--- Begin Entries ---
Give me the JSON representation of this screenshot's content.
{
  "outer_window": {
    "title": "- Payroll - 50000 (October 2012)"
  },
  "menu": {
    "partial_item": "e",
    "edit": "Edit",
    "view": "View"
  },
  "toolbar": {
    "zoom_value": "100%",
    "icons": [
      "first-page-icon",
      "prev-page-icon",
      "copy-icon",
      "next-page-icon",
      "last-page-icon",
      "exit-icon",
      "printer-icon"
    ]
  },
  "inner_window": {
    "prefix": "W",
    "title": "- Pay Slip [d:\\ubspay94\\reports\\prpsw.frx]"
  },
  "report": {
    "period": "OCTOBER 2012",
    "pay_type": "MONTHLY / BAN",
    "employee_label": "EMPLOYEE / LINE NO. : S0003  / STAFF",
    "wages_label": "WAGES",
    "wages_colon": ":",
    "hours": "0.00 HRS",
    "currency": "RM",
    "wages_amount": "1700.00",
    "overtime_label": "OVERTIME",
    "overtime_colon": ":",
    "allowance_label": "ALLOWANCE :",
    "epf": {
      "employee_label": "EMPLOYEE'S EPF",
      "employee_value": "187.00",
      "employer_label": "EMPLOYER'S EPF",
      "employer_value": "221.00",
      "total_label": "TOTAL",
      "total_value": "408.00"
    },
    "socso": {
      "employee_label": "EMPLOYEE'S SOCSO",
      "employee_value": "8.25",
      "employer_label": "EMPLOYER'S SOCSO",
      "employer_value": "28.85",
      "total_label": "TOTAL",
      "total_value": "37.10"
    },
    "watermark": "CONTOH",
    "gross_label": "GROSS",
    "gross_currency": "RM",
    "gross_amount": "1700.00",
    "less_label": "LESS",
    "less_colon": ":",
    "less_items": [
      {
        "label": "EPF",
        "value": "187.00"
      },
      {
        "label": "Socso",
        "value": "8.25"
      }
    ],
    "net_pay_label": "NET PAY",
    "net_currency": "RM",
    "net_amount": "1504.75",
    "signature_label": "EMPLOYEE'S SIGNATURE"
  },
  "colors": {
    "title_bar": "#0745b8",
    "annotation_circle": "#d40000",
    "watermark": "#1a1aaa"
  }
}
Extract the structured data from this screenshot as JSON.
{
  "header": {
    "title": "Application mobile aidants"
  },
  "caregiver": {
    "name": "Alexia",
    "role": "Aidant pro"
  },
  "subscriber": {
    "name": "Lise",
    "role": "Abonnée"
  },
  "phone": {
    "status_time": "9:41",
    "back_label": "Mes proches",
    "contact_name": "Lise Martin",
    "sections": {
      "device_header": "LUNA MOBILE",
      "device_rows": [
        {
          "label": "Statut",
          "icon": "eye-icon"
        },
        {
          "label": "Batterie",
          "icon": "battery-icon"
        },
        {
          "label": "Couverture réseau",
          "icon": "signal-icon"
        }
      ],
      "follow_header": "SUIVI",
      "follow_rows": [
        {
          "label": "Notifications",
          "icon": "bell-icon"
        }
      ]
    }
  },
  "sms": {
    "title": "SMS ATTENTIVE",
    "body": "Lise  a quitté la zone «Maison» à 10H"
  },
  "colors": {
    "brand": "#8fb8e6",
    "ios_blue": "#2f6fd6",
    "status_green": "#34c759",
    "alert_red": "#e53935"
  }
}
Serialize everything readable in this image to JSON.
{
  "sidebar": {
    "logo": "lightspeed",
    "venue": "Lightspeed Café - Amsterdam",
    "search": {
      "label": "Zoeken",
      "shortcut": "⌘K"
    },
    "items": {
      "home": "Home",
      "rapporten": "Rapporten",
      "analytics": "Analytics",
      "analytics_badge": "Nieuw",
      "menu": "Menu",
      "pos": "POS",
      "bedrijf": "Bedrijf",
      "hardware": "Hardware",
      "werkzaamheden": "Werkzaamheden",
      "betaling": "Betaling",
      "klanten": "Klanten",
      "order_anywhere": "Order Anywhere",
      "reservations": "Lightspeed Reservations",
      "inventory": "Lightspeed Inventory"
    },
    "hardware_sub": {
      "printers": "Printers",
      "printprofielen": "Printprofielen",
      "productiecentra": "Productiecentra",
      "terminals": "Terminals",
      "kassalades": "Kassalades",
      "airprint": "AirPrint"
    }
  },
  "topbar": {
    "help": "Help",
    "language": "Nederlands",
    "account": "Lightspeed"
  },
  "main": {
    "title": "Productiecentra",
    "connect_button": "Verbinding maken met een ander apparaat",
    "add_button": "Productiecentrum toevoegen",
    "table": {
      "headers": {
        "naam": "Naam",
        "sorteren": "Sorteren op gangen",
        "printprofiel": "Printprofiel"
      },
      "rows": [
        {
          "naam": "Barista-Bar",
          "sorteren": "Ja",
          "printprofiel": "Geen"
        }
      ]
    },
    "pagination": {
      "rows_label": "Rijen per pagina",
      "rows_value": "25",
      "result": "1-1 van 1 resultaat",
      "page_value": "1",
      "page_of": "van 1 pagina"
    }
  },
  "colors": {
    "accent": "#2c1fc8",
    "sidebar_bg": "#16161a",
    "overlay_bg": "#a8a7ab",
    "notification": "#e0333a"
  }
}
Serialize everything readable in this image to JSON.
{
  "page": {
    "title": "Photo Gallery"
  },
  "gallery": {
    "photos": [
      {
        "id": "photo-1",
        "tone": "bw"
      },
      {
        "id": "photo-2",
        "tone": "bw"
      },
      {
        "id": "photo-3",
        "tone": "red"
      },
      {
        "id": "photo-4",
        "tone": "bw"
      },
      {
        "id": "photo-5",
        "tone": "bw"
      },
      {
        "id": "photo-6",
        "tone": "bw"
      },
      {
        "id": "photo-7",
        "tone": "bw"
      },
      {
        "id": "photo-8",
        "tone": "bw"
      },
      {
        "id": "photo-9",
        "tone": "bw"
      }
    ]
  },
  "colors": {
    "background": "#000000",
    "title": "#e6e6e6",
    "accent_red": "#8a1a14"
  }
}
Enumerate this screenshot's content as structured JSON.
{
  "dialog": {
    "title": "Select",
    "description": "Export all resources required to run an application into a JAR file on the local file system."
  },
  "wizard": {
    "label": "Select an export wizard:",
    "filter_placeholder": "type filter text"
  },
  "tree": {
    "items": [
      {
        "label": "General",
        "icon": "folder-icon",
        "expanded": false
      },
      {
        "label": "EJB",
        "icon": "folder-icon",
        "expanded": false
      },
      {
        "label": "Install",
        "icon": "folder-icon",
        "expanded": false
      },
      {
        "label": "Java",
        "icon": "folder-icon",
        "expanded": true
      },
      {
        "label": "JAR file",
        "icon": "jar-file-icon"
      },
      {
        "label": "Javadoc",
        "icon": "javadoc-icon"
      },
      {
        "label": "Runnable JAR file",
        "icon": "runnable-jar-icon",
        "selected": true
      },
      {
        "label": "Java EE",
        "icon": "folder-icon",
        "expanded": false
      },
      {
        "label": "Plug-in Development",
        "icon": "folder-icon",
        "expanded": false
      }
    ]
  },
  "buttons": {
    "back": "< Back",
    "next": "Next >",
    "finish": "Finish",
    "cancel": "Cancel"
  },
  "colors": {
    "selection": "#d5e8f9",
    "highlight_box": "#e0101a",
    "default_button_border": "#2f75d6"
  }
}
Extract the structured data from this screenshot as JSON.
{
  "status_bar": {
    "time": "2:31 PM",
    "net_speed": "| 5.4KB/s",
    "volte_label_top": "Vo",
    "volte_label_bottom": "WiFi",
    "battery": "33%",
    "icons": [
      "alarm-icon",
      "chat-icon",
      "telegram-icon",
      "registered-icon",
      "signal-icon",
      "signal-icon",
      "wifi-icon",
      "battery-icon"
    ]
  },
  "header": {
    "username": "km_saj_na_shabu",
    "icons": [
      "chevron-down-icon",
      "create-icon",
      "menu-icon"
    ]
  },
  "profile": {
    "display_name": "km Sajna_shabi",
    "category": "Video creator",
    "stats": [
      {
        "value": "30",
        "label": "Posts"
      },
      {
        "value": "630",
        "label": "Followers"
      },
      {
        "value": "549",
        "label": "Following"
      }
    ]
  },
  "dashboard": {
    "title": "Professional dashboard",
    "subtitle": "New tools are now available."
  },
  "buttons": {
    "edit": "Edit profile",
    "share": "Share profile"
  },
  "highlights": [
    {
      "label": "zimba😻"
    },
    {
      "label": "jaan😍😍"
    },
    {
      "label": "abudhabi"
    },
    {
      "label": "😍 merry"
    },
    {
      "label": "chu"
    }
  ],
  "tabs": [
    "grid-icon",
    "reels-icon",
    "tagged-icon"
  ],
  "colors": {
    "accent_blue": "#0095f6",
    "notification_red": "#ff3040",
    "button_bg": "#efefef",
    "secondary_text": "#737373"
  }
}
--- End Entries ---
**Prompt:** Of all the lines in the listing above, how many contain the word "battery"? Answer with the number alone.

**Exercise output:** 3